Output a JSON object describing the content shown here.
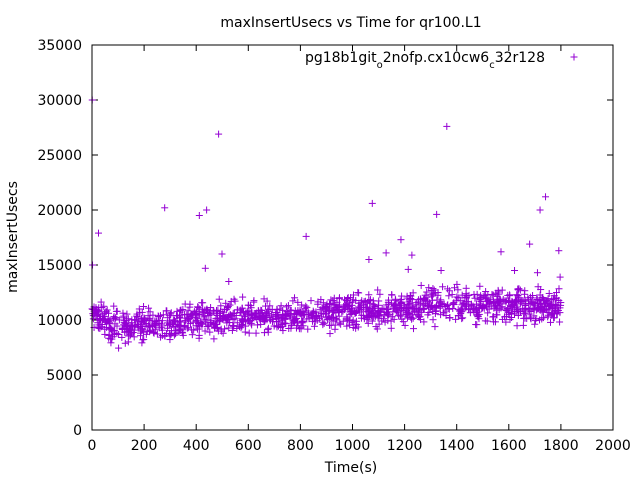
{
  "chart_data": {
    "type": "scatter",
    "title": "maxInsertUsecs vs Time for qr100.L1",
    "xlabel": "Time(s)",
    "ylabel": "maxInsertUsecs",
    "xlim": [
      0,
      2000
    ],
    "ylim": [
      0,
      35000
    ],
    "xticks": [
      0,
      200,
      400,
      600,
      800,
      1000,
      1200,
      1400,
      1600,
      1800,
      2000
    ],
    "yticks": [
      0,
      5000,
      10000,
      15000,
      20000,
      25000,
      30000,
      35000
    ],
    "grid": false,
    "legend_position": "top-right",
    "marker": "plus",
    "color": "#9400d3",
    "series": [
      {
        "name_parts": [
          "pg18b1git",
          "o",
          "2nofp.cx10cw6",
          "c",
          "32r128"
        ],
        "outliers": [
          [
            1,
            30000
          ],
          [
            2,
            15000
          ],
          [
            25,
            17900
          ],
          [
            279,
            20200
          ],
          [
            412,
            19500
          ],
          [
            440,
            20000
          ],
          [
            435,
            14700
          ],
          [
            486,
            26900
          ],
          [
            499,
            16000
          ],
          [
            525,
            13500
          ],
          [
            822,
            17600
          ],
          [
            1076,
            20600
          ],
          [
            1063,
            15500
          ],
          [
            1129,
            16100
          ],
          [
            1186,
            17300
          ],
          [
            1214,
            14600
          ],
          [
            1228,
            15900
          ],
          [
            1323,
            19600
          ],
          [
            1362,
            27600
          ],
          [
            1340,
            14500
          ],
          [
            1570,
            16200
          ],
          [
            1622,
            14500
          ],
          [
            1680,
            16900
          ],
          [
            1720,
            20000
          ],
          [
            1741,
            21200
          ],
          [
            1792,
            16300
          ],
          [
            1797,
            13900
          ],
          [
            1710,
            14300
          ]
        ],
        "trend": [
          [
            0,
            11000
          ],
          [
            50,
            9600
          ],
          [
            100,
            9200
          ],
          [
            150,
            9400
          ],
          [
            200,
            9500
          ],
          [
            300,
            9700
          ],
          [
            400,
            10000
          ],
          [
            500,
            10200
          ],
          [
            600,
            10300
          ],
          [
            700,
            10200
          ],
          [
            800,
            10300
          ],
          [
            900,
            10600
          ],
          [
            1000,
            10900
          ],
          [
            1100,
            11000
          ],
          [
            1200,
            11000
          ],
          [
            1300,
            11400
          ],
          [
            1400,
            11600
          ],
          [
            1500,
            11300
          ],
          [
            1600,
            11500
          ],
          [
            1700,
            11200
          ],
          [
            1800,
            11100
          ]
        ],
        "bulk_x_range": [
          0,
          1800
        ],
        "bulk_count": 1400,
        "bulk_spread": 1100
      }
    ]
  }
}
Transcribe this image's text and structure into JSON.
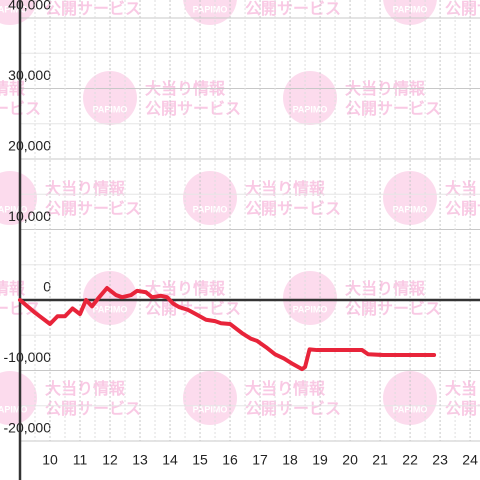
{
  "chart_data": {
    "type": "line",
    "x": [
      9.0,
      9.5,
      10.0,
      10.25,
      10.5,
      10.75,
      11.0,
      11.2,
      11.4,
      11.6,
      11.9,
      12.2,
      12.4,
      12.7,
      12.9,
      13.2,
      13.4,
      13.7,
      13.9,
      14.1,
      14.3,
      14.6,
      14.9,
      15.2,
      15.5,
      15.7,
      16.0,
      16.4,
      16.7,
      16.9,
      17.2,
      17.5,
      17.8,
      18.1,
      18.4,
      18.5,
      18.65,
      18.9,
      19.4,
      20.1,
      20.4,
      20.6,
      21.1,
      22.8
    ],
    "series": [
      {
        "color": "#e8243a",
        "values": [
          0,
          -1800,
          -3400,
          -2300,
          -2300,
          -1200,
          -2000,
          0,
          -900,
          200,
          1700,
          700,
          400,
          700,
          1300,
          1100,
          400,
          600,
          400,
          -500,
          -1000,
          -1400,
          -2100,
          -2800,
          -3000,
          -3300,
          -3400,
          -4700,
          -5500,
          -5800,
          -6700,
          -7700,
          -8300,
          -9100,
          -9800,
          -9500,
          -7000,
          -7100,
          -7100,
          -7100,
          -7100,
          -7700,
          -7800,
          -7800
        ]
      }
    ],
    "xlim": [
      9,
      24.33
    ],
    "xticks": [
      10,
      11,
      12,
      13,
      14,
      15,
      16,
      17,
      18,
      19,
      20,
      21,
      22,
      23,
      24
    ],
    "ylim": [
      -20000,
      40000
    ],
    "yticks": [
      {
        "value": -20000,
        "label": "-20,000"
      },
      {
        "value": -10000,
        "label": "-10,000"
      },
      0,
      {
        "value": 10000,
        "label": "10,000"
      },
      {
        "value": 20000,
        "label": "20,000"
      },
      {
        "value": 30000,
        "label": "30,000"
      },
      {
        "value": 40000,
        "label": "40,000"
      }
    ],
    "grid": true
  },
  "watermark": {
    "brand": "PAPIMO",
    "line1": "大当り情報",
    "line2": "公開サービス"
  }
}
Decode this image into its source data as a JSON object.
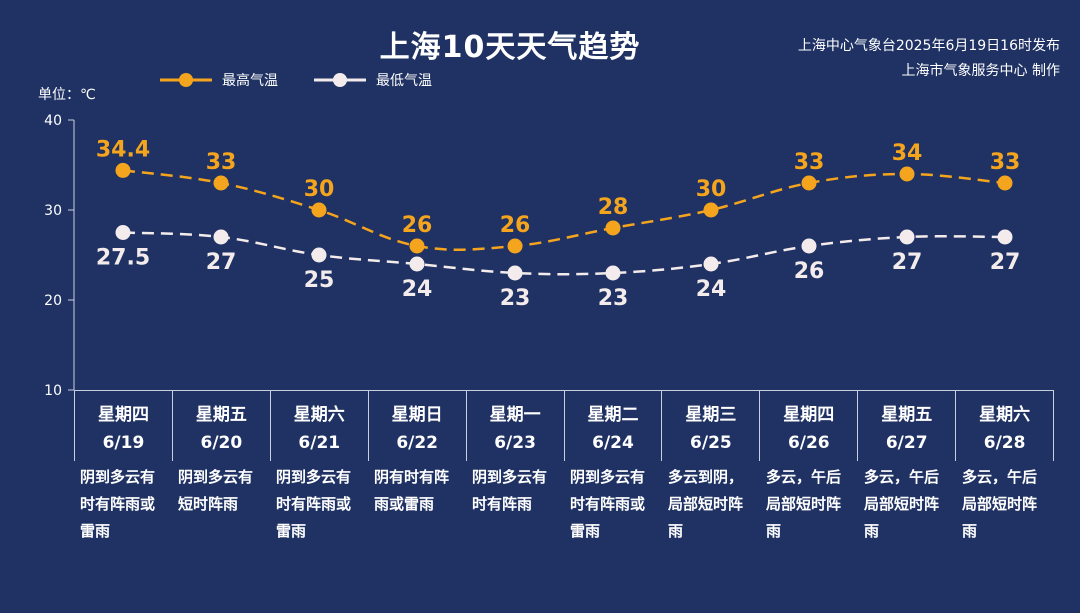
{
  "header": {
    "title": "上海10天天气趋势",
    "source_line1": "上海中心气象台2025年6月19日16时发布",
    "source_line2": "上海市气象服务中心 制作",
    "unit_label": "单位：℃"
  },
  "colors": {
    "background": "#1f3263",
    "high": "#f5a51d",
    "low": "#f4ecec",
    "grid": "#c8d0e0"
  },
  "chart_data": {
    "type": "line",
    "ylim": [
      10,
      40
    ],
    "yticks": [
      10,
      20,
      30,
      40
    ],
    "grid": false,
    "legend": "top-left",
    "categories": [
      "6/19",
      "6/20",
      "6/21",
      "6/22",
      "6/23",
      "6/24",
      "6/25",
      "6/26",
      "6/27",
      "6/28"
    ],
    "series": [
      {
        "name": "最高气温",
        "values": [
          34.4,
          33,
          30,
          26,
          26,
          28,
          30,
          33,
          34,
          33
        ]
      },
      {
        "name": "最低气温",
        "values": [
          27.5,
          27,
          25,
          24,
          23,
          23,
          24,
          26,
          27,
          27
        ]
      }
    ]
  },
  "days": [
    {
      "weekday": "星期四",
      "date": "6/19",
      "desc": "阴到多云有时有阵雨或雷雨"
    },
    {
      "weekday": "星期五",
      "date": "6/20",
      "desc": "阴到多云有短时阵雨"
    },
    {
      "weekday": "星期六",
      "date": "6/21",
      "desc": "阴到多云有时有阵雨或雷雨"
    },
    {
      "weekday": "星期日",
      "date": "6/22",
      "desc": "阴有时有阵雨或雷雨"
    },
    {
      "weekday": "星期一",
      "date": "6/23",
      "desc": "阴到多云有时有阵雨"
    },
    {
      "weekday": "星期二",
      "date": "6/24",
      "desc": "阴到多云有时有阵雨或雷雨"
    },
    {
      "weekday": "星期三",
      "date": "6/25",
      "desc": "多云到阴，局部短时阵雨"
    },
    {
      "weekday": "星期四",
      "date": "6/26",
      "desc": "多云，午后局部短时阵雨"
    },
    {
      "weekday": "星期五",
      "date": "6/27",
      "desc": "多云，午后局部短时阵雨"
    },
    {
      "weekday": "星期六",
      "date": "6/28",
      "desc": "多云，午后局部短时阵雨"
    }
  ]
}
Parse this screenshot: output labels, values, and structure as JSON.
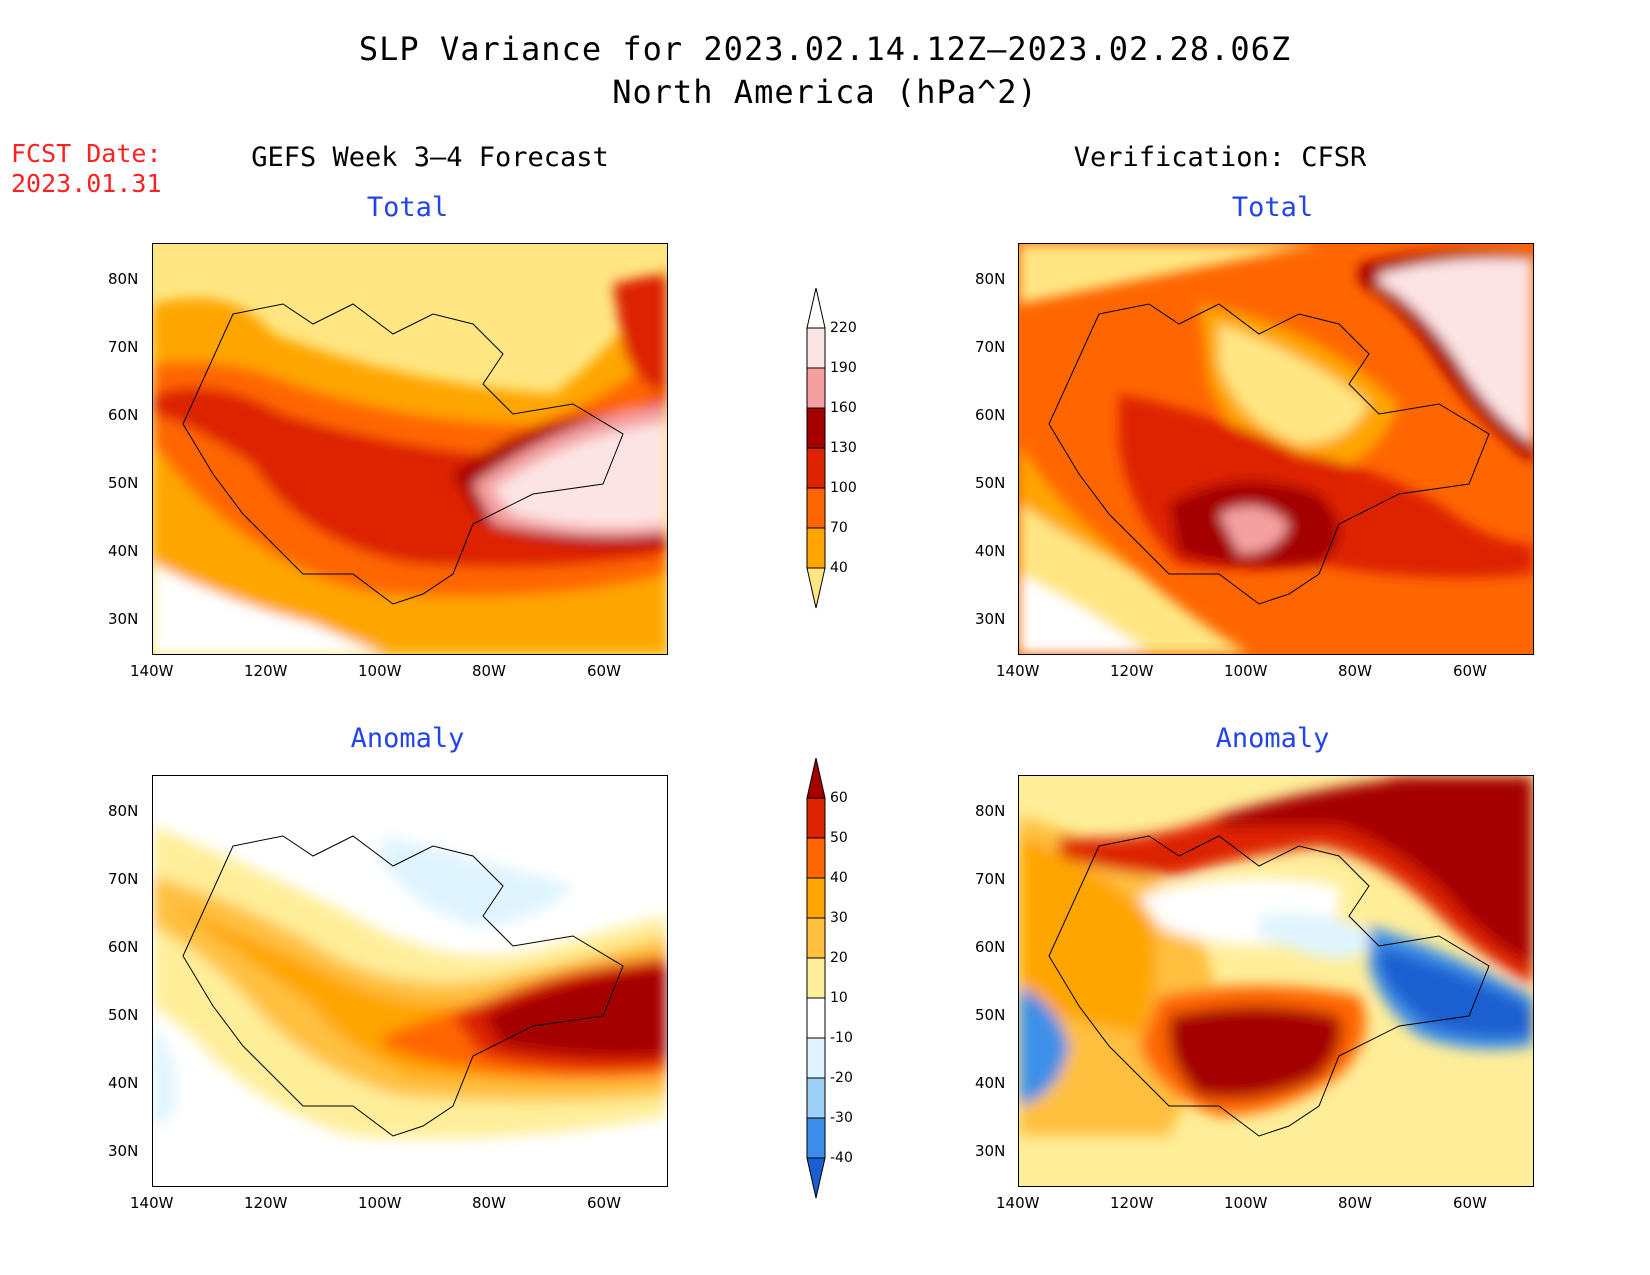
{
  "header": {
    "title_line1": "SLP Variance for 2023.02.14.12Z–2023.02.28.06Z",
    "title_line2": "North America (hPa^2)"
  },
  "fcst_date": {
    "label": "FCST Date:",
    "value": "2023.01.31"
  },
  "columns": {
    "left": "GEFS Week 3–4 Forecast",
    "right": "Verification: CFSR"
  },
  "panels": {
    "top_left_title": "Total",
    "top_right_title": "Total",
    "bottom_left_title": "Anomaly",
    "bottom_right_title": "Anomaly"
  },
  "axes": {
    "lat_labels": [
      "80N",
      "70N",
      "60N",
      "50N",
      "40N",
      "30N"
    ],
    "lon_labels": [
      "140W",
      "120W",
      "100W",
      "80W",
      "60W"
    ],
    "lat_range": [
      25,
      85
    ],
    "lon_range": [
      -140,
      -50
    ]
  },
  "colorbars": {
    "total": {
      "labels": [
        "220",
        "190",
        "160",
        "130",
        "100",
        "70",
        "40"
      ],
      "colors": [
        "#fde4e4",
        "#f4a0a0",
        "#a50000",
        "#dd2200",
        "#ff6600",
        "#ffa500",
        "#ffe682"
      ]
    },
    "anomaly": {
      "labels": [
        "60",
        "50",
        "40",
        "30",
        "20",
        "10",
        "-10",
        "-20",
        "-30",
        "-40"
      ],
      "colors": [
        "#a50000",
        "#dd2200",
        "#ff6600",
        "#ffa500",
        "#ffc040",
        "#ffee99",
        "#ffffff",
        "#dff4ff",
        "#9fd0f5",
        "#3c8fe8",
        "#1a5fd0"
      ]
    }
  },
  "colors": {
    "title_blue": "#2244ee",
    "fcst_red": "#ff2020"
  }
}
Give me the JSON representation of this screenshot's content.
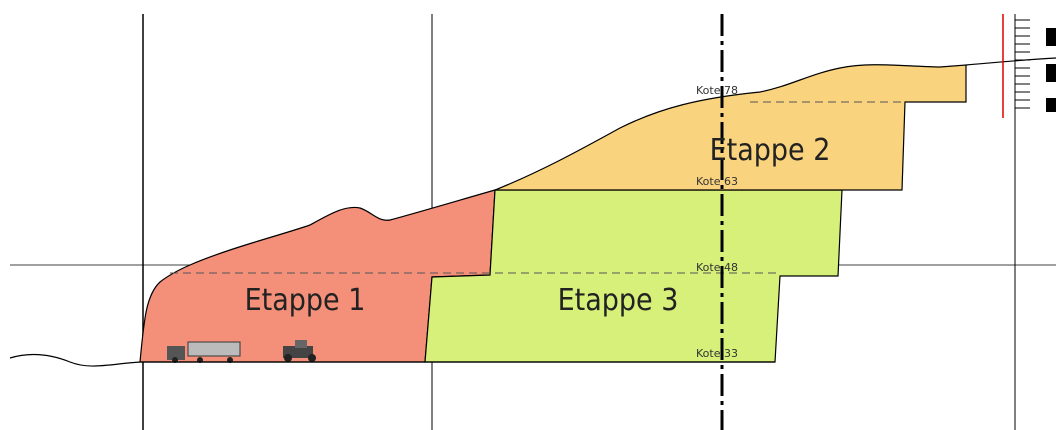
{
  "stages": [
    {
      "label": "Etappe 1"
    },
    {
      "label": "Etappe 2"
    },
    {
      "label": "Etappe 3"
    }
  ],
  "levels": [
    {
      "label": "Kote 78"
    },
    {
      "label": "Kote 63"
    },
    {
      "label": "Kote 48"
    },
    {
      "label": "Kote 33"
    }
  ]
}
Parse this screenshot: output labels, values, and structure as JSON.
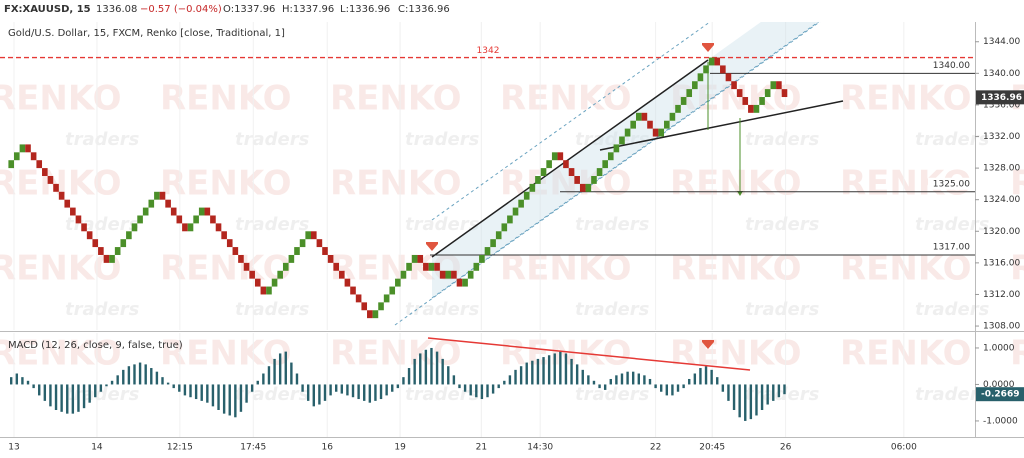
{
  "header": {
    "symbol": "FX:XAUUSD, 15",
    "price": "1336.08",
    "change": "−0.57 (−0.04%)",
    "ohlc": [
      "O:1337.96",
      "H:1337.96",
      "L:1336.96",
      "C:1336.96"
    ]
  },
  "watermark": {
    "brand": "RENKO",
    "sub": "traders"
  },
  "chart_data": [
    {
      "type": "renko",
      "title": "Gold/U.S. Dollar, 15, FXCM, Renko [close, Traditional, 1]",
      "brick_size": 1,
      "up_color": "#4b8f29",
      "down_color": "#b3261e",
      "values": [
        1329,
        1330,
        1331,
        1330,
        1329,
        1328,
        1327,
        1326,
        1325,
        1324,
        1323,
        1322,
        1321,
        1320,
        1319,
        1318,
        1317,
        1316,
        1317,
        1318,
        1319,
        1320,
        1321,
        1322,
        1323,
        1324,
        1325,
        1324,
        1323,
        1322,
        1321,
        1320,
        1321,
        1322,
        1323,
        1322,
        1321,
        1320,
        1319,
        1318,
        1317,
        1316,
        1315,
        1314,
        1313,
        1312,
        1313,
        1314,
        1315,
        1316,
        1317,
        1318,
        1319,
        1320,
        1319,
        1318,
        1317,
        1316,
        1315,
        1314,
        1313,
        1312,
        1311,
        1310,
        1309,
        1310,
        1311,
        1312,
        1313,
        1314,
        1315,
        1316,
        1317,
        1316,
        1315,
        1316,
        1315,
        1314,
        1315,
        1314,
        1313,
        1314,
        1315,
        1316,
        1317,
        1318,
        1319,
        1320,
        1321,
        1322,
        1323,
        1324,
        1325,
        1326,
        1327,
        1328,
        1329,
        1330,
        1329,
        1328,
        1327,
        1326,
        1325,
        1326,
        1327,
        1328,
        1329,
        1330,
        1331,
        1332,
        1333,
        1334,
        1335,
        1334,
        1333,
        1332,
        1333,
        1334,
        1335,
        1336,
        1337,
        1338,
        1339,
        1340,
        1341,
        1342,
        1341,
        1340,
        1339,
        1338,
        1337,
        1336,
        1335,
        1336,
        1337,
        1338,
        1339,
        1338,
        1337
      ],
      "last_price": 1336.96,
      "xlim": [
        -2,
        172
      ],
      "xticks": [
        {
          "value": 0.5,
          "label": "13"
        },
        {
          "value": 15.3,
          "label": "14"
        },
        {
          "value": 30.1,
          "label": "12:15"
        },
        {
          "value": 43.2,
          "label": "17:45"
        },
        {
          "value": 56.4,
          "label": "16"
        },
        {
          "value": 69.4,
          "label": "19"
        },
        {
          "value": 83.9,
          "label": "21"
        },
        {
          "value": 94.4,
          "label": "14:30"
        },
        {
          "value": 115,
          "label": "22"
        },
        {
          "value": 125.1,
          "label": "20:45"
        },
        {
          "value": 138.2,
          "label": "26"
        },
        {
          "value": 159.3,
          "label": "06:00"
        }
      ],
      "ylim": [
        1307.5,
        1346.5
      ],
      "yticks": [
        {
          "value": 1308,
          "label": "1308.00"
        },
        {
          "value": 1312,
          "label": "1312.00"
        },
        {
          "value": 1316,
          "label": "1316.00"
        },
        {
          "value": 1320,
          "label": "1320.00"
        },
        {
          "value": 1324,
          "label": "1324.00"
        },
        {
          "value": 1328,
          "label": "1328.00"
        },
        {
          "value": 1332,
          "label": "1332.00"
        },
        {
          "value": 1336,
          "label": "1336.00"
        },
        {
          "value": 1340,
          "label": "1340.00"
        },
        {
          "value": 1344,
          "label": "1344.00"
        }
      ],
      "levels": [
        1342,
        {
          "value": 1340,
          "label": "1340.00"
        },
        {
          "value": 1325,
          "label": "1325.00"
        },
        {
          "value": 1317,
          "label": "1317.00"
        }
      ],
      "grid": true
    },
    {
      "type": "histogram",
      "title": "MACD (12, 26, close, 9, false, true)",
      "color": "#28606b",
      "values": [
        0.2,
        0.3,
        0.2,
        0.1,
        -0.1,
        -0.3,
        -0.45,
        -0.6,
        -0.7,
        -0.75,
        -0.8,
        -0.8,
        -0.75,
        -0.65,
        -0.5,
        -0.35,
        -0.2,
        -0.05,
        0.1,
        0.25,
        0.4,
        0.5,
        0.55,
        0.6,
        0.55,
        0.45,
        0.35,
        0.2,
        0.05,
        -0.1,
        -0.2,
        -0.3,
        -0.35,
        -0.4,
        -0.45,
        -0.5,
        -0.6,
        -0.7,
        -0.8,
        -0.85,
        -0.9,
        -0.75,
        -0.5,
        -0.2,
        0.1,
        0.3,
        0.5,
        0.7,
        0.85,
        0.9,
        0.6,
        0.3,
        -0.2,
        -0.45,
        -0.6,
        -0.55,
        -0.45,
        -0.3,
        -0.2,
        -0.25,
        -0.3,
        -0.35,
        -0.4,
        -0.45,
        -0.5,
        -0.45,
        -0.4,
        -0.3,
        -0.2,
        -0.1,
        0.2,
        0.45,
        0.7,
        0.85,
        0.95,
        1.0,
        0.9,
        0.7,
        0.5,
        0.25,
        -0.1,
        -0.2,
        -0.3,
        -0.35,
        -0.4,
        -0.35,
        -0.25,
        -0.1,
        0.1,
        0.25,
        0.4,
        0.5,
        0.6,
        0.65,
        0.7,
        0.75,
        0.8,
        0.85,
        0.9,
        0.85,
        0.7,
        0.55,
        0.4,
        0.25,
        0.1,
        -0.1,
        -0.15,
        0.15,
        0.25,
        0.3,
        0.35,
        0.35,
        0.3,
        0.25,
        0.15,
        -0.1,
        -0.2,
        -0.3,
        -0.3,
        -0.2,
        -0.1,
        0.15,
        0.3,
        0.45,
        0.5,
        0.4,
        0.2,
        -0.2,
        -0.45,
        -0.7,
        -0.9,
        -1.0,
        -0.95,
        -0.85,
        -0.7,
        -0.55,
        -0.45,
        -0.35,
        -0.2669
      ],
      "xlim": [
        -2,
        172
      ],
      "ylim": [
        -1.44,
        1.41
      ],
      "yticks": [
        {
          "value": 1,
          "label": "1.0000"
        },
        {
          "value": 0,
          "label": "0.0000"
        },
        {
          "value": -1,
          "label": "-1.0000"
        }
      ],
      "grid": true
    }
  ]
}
===============
→ **Work instructions**
Provide only the number of lines in the records containing the string "maxInsertUsecs".

→ **Exercise output**
2